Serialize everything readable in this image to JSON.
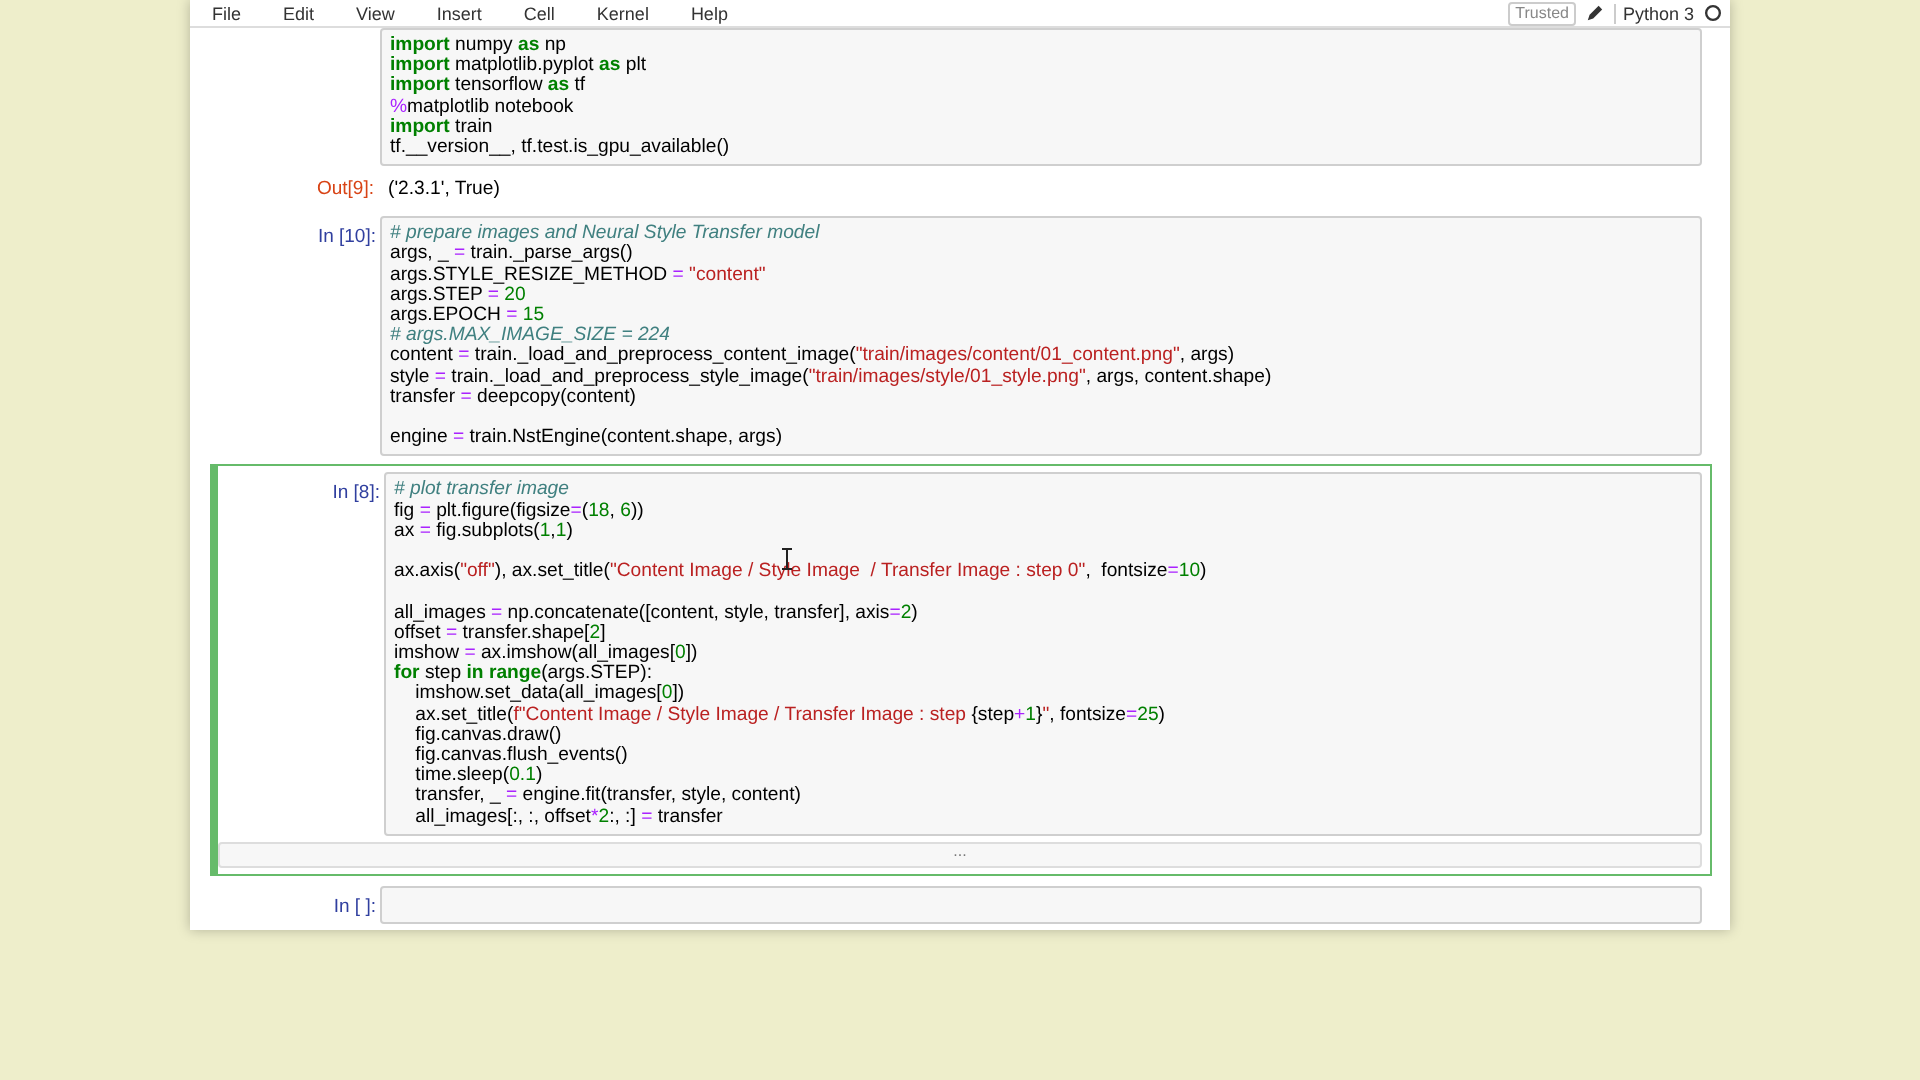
{
  "menu": [
    "File",
    "Edit",
    "View",
    "Insert",
    "Cell",
    "Kernel",
    "Help"
  ],
  "indicators": {
    "trusted": "Trusted",
    "kernel": "Python 3"
  },
  "cells": [
    {
      "kind": "code",
      "selected": false,
      "lines": [
        {
          "kind": "code",
          "tokens": [
            {
              "kind": "keyword",
              "text": "import"
            },
            {
              "kind": "plain",
              "text": " numpy "
            },
            {
              "kind": "keyword",
              "text": "as"
            },
            {
              "kind": "plain",
              "text": " np"
            }
          ]
        },
        {
          "kind": "code",
          "tokens": [
            {
              "kind": "keyword",
              "text": "import"
            },
            {
              "kind": "plain",
              "text": " matplotlib.pyplot "
            },
            {
              "kind": "keyword",
              "text": "as"
            },
            {
              "kind": "plain",
              "text": " plt"
            }
          ]
        },
        {
          "kind": "code",
          "tokens": [
            {
              "kind": "keyword",
              "text": "import"
            },
            {
              "kind": "plain",
              "text": " tensorflow "
            },
            {
              "kind": "keyword",
              "text": "as"
            },
            {
              "kind": "plain",
              "text": " tf"
            }
          ]
        },
        {
          "kind": "code",
          "tokens": [
            {
              "kind": "operator",
              "text": "%"
            },
            {
              "kind": "plain",
              "text": "matplotlib notebook"
            }
          ]
        },
        {
          "kind": "code",
          "tokens": [
            {
              "kind": "keyword",
              "text": "import"
            },
            {
              "kind": "plain",
              "text": " train"
            }
          ]
        },
        {
          "kind": "code",
          "tokens": [
            {
              "kind": "plain",
              "text": "tf.__version__, tf.test.is_gpu_available()"
            }
          ]
        }
      ]
    },
    {
      "kind": "output",
      "prompt": "Out[9]:",
      "text": "('2.3.1', True)"
    },
    {
      "kind": "code",
      "prompt": "In [10]:",
      "selected": false,
      "lines": [
        {
          "kind": "code",
          "tokens": [
            {
              "kind": "comment",
              "text": "# prepare images and Neural Style Transfer model"
            }
          ]
        },
        {
          "kind": "code",
          "tokens": [
            {
              "kind": "plain",
              "text": "args, _ "
            },
            {
              "kind": "operator",
              "text": "="
            },
            {
              "kind": "plain",
              "text": " train._parse_args()"
            }
          ]
        },
        {
          "kind": "code",
          "tokens": [
            {
              "kind": "plain",
              "text": "args.STYLE_RESIZE_METHOD "
            },
            {
              "kind": "operator",
              "text": "="
            },
            {
              "kind": "string",
              "text": " \"content\""
            }
          ]
        },
        {
          "kind": "code",
          "tokens": [
            {
              "kind": "plain",
              "text": "args.STEP "
            },
            {
              "kind": "operator",
              "text": "="
            },
            {
              "kind": "number",
              "text": " 20"
            }
          ]
        },
        {
          "kind": "code",
          "tokens": [
            {
              "kind": "plain",
              "text": "args.EPOCH "
            },
            {
              "kind": "operator",
              "text": "="
            },
            {
              "kind": "number",
              "text": " 15"
            }
          ]
        },
        {
          "kind": "code",
          "tokens": [
            {
              "kind": "comment",
              "text": "# args.MAX_IMAGE_SIZE = 224"
            }
          ]
        },
        {
          "kind": "code",
          "tokens": [
            {
              "kind": "plain",
              "text": "content "
            },
            {
              "kind": "operator",
              "text": "="
            },
            {
              "kind": "plain",
              "text": " train._load_and_preprocess_content_image("
            },
            {
              "kind": "string",
              "text": "\"train/images/content/01_content.png\""
            },
            {
              "kind": "plain",
              "text": ", args)"
            }
          ]
        },
        {
          "kind": "code",
          "tokens": [
            {
              "kind": "plain",
              "text": "style "
            },
            {
              "kind": "operator",
              "text": "="
            },
            {
              "kind": "plain",
              "text": " train._load_and_preprocess_style_image("
            },
            {
              "kind": "string",
              "text": "\"train/images/style/01_style.png\""
            },
            {
              "kind": "plain",
              "text": ", args, content.shape)"
            }
          ]
        },
        {
          "kind": "code",
          "tokens": [
            {
              "kind": "plain",
              "text": "transfer "
            },
            {
              "kind": "operator",
              "text": "="
            },
            {
              "kind": "plain",
              "text": " deepcopy(content)"
            }
          ]
        },
        {
          "kind": "blank"
        },
        {
          "kind": "code",
          "tokens": [
            {
              "kind": "plain",
              "text": "engine "
            },
            {
              "kind": "operator",
              "text": "="
            },
            {
              "kind": "plain",
              "text": " train.NstEngine(content.shape, args)"
            }
          ]
        }
      ]
    },
    {
      "kind": "code",
      "prompt": "In [8]:",
      "selected": true,
      "collapsed_output": "...",
      "lines": [
        {
          "kind": "code",
          "tokens": [
            {
              "kind": "comment",
              "text": "# plot transfer image"
            }
          ]
        },
        {
          "kind": "code",
          "tokens": [
            {
              "kind": "plain",
              "text": "fig "
            },
            {
              "kind": "operator",
              "text": "="
            },
            {
              "kind": "plain",
              "text": " plt.figure(figsize"
            },
            {
              "kind": "operator",
              "text": "="
            },
            {
              "kind": "plain",
              "text": "("
            },
            {
              "kind": "number",
              "text": "18"
            },
            {
              "kind": "plain",
              "text": ", "
            },
            {
              "kind": "number",
              "text": "6"
            },
            {
              "kind": "plain",
              "text": "))"
            }
          ]
        },
        {
          "kind": "code",
          "tokens": [
            {
              "kind": "plain",
              "text": "ax "
            },
            {
              "kind": "operator",
              "text": "="
            },
            {
              "kind": "plain",
              "text": " fig.subplots("
            },
            {
              "kind": "number",
              "text": "1"
            },
            {
              "kind": "plain",
              "text": ","
            },
            {
              "kind": "number",
              "text": "1"
            },
            {
              "kind": "plain",
              "text": ")"
            }
          ]
        },
        {
          "kind": "blank"
        },
        {
          "kind": "code",
          "tokens": [
            {
              "kind": "plain",
              "text": "ax.axis("
            },
            {
              "kind": "string",
              "text": "\"off\""
            },
            {
              "kind": "plain",
              "text": "), ax.set_title("
            },
            {
              "kind": "string",
              "text": "\"Content Image / Style Image  / Transfer Image : step 0\""
            },
            {
              "kind": "plain",
              "text": ",  fontsize"
            },
            {
              "kind": "operator",
              "text": "="
            },
            {
              "kind": "number",
              "text": "10"
            },
            {
              "kind": "plain",
              "text": ")"
            }
          ]
        },
        {
          "kind": "blank"
        },
        {
          "kind": "code",
          "tokens": [
            {
              "kind": "plain",
              "text": "all_images "
            },
            {
              "kind": "operator",
              "text": "="
            },
            {
              "kind": "plain",
              "text": " np.concatenate([content, style, transfer], axis"
            },
            {
              "kind": "operator",
              "text": "="
            },
            {
              "kind": "number",
              "text": "2"
            },
            {
              "kind": "plain",
              "text": ")"
            }
          ]
        },
        {
          "kind": "code",
          "tokens": [
            {
              "kind": "plain",
              "text": "offset "
            },
            {
              "kind": "operator",
              "text": "="
            },
            {
              "kind": "plain",
              "text": " transfer.shape["
            },
            {
              "kind": "number",
              "text": "2"
            },
            {
              "kind": "plain",
              "text": "]"
            }
          ]
        },
        {
          "kind": "code",
          "tokens": [
            {
              "kind": "plain",
              "text": "imshow "
            },
            {
              "kind": "operator",
              "text": "="
            },
            {
              "kind": "plain",
              "text": " ax.imshow(all_images["
            },
            {
              "kind": "number",
              "text": "0"
            },
            {
              "kind": "plain",
              "text": "])"
            }
          ]
        },
        {
          "kind": "code",
          "tokens": [
            {
              "kind": "keyword",
              "text": "for"
            },
            {
              "kind": "plain",
              "text": " step "
            },
            {
              "kind": "keyword",
              "text": "in range"
            },
            {
              "kind": "plain",
              "text": "(args.STEP):"
            }
          ]
        },
        {
          "kind": "code",
          "tokens": [
            {
              "kind": "plain",
              "text": "    imshow.set_data(all_images["
            },
            {
              "kind": "number",
              "text": "0"
            },
            {
              "kind": "plain",
              "text": "])"
            }
          ]
        },
        {
          "kind": "code",
          "tokens": [
            {
              "kind": "plain",
              "text": "    ax.set_title("
            },
            {
              "kind": "string",
              "text": "f\"Content Image / Style Image / Transfer Image : step "
            },
            {
              "kind": "plain",
              "text": "{step"
            },
            {
              "kind": "operator",
              "text": "+"
            },
            {
              "kind": "number",
              "text": "1"
            },
            {
              "kind": "plain",
              "text": "}"
            },
            {
              "kind": "string",
              "text": "\""
            },
            {
              "kind": "plain",
              "text": ", fontsize"
            },
            {
              "kind": "operator",
              "text": "="
            },
            {
              "kind": "number",
              "text": "25"
            },
            {
              "kind": "plain",
              "text": ")"
            }
          ]
        },
        {
          "kind": "code",
          "tokens": [
            {
              "kind": "plain",
              "text": "    fig.canvas.draw()"
            }
          ]
        },
        {
          "kind": "code",
          "tokens": [
            {
              "kind": "plain",
              "text": "    fig.canvas.flush_events()"
            }
          ]
        },
        {
          "kind": "code",
          "tokens": [
            {
              "kind": "plain",
              "text": "    time.sleep("
            },
            {
              "kind": "number",
              "text": "0.1"
            },
            {
              "kind": "plain",
              "text": ")"
            }
          ]
        },
        {
          "kind": "code",
          "tokens": [
            {
              "kind": "plain",
              "text": "    transfer, _ "
            },
            {
              "kind": "operator",
              "text": "="
            },
            {
              "kind": "plain",
              "text": " engine.fit(transfer, style, content)"
            }
          ]
        },
        {
          "kind": "code",
          "tokens": [
            {
              "kind": "plain",
              "text": "    all_images[:, :, offset"
            },
            {
              "kind": "operator",
              "text": "*"
            },
            {
              "kind": "number",
              "text": "2"
            },
            {
              "kind": "plain",
              "text": ":, :] "
            },
            {
              "kind": "operator",
              "text": "="
            },
            {
              "kind": "plain",
              "text": " transfer"
            }
          ]
        }
      ]
    },
    {
      "kind": "code",
      "prompt": "In [ ]:",
      "selected": false
    }
  ]
}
━━━━
Exercise aim
Collect each line above holding the string "imshow".

Solved problem
              "text": "imshow "
              "text": " ax.imshow(all_images["
              "text": "    imshow.set_data(all_images["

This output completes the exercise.